TASK ITEM: Copy the listing below in full and skip every picture.

EXERCISE DATA:
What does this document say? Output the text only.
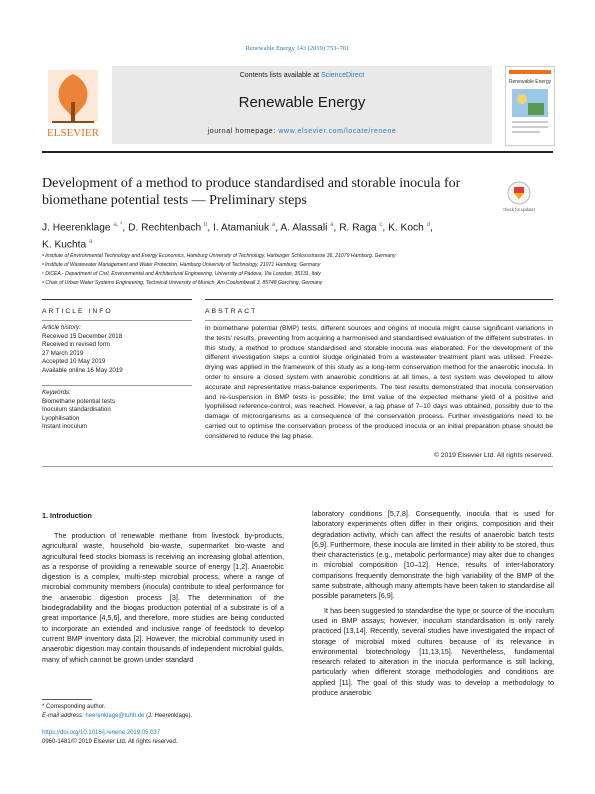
Renewable Energy 143 (2019) 753–761
ELSEVIER
Contents lists available at ScienceDirect
Renewable Energy
journal homepage: www.elsevier.com/locate/renene
Renewable Energy
Development of a method to produce standardised and storable inocula for biomethane potential tests — Preliminary steps
Check for updates
J. Heerenklage $^{a, *}$, D. Rechtenbach $^b$, I. Atamaniuk $^a$, A. Alassali $^a$, R. Raga $^c$, K. Koch $^d$,
K. Kuchta $^a$
ᵃ Institute of Environmental Technology and Energy Economics, Hamburg University of Technology, Harburger Schlossstrasse 36, 21079 Hamburg, Germany
ᵇ Institute of Wastewater Management and Water Protection, Hamburg University of Technology, 21071 Hamburg, Germany
ᶜ DICEA - Department of Civil, Environmental and Architectural Engineering, University of Padova, Via Loredan, 35131, Italy
ᵈ Chair of Urban Water Systems Engineering, Technical University of Munich, Am Coulombwall 3, 85748 Garching, Germany
ARTICLE INFO	ABSTRACT
Article history:
Received 15 December 2018
Received in revised form
27 March 2019
Accepted 10 May 2019
Available online 16 May 2019
Keywords:
Biomethane potential tests
Inoculum standardisation
Lyophilisation
Instant inoculum
In biomethane potential (BMP) tests, different sources and origins of inocula might cause significant variations in the tests' results, preventing from acquiring a harmonised and standardised evaluation of the different substrates. In this study, a method to produce standardised and storable inocula was elaborated. For the development of the different investigation steps a control sludge originated from a wastewater treatment plant was utilised. Freeze-drying was applied in the framework of this study as a long-term conservation method for the anaerobic inocula. In order to ensure a closed system with anaerobic conditions at all times, a test system was developed to allow accurate and representative mass-balance experiments. The test results demonstrated that inocula conservation and re-suspension in BMP tests is possible; the limit value of the expected methane yield of a positive and lyophilised reference-control, was reached. However, a lag phase of 7–10 days was obtained, possibly due to the damage of microorganisms as a consequence of the conservation process. Further investigations need to be carried out to optimise the conservation process of the produced inocula or an initial preparation phase should be considered to reduce the lag phase.
© 2019 Elsevier Ltd. All rights reserved.
1. Introduction
The production of renewable methane from livestock by-products, agricultural waste, household bio-waste, supermarket bio-waste and agricultural feed stocks biomass is receiving an increasing global attention, as a response of providing a renewable source of energy [1,2]. Anaerobic digestion is a complex, multi-step microbial process, where a range of microbial community members (inocula) contribute to ideal performance for the anaerobic digestion process [3]. The determination of the biodegradability and the biogas production potential of a substrate is of a great importance [4,5,6], and therefore, more studies are being conducted to incorporate an extended and inclusive range of feedstock to develop current BMP inventory data [2]. However, the microbial community used in anaerobic digestion may contain thousands of independent microbial guilds, many of which cannot be grown under standard

laboratory conditions [5,7,8]. Consequently, inocula that is used for laboratory experiments often differ in their origins, composition and their degradation activity, which can affect the results of anaerobic batch tests [6,9]. Furthermore, these inocula are limited in their ability to be stored, thus their characteristics (e.g., metabolic performance) may alter due to changes in microbial composition [10–12]. Hence, results of inter-laboratory comparisons frequently demonstrate the high variability of the BMP of the same substrate, although many attempts have been taken to standardise all possible parameters [6,9].

It has been suggested to standardise the type or source of the inoculum used in BMP assays; however, inoculum standardisation is only rarely practiced [13,14]. Recently, several studies have investigated the impact of storage of microbial mixed cultures because of its relevance in environmental biotechnology [11,13,15]. Nevertheless, fundamental research related to alteration in the inocula performance is still lacking, particularly when different storage methodologies and conditions are applied [11]. The goal of this study was to develop a methodology to produce anaerobic

* Corresponding author.
E-mail address: heerenklage@tuhh.de (J. Heerenklage).
https://doi.org/10.1016/j.renene.2019.05.037
0960-1481/© 2019 Elsevier Ltd. All rights reserved.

ANSWER SECTION:
What does this document say? Output the text only.
Renewable Energy 143 (2019) 753–761
ELSEVIER
Contents lists available at ScienceDirect
Renewable Energy
journal homepage: www.elsevier.com/locate/renene
Renewable Energy
Development of a method to produce standardised and storable inocula for biomethane potential tests — Preliminary steps
Check for updates
J. Heerenklage $^{a, *}$, D. Rechtenbach $^b$, I. Atamaniuk $^a$, A. Alassali $^a$, R. Raga $^c$, K. Koch $^d$,
K. Kuchta $^a$
ᵃ Institute of Environmental Technology and Energy Economics, Hamburg University of Technology, Harburger Schlossstrasse 36, 21079 Hamburg, Germany
ᵇ Institute of Wastewater Management and Water Protection, Hamburg University of Technology, 21071 Hamburg, Germany
ᶜ DICEA - Department of Civil, Environmental and Architectural Engineering, University of Padova, Via Loredan, 35131, Italy
ᵈ Chair of Urban Water Systems Engineering, Technical University of Munich, Am Coulombwall 3, 85748 Garching, Germany
ARTICLE INFO	ABSTRACT
Article history:
Received 15 December 2018
Received in revised form
27 March 2019
Accepted 10 May 2019
Available online 16 May 2019
Keywords:
Biomethane potential tests
Inoculum standardisation
Lyophilisation
Instant inoculum
In biomethane potential (BMP) tests, different sources and origins of inocula might cause significant variations in the tests' results, preventing from acquiring a harmonised and standardised evaluation of the different substrates. In this study, a method to produce standardised and storable inocula was elaborated. For the development of the different investigation steps a control sludge originated from a wastewater treatment plant was utilised. Freeze-drying was applied in the framework of this study as a long-term conservation method for the anaerobic inocula. In order to ensure a closed system with anaerobic conditions at all times, a test system was developed to allow accurate and representative mass-balance experiments. The test results demonstrated that inocula conservation and re-suspension in BMP tests is possible; the limit value of the expected methane yield of a positive and lyophilised reference-control, was reached. However, a lag phase of 7–10 days was obtained, possibly due to the damage of microorganisms as a consequence of the conservation process. Further investigations need to be carried out to optimise the conservation process of the produced inocula or an initial preparation phase should be considered to reduce the lag phase.
© 2019 Elsevier Ltd. All rights reserved.
1. Introduction
The production of renewable methane from livestock by-products, agricultural waste, household bio-waste, supermarket bio-waste and agricultural feed stocks biomass is receiving an increasing global attention, as a response of providing a renewable source of energy [1,2]. Anaerobic digestion is a complex, multi-step microbial process, where a range of microbial community members (inocula) contribute to ideal performance for the anaerobic digestion process [3]. The determination of the biodegradability and the biogas production potential of a substrate is of a great importance [4,5,6], and therefore, more studies are being conducted to incorporate an extended and inclusive range of feedstock to develop current BMP inventory data [2]. However, the microbial community used in anaerobic digestion may contain thousands of independent microbial guilds, many of which cannot be grown under standard

laboratory conditions [5,7,8]. Consequently, inocula that is used for laboratory experiments often differ in their origins, composition and their degradation activity, which can affect the results of anaerobic batch tests [6,9]. Furthermore, these inocula are limited in their ability to be stored, thus their characteristics (e.g., metabolic performance) may alter due to changes in microbial composition [10–12]. Hence, results of inter-laboratory comparisons frequently demonstrate the high variability of the BMP of the same substrate, although many attempts have been taken to standardise all possible parameters [6,9].

It has been suggested to standardise the type or source of the inoculum used in BMP assays; however, inoculum standardisation is only rarely practiced [13,14]. Recently, several studies have investigated the impact of storage of microbial mixed cultures because of its relevance in environmental biotechnology [11,13,15]. Nevertheless, fundamental research related to alteration in the inocula performance is still lacking, particularly when different storage methodologies and conditions are applied [11]. The goal of this study was to develop a methodology to produce anaerobic

* Corresponding author.
E-mail address: heerenklage@tuhh.de (J. Heerenklage).
https://doi.org/10.1016/j.renene.2019.05.037
0960-1481/© 2019 Elsevier Ltd. All rights reserved.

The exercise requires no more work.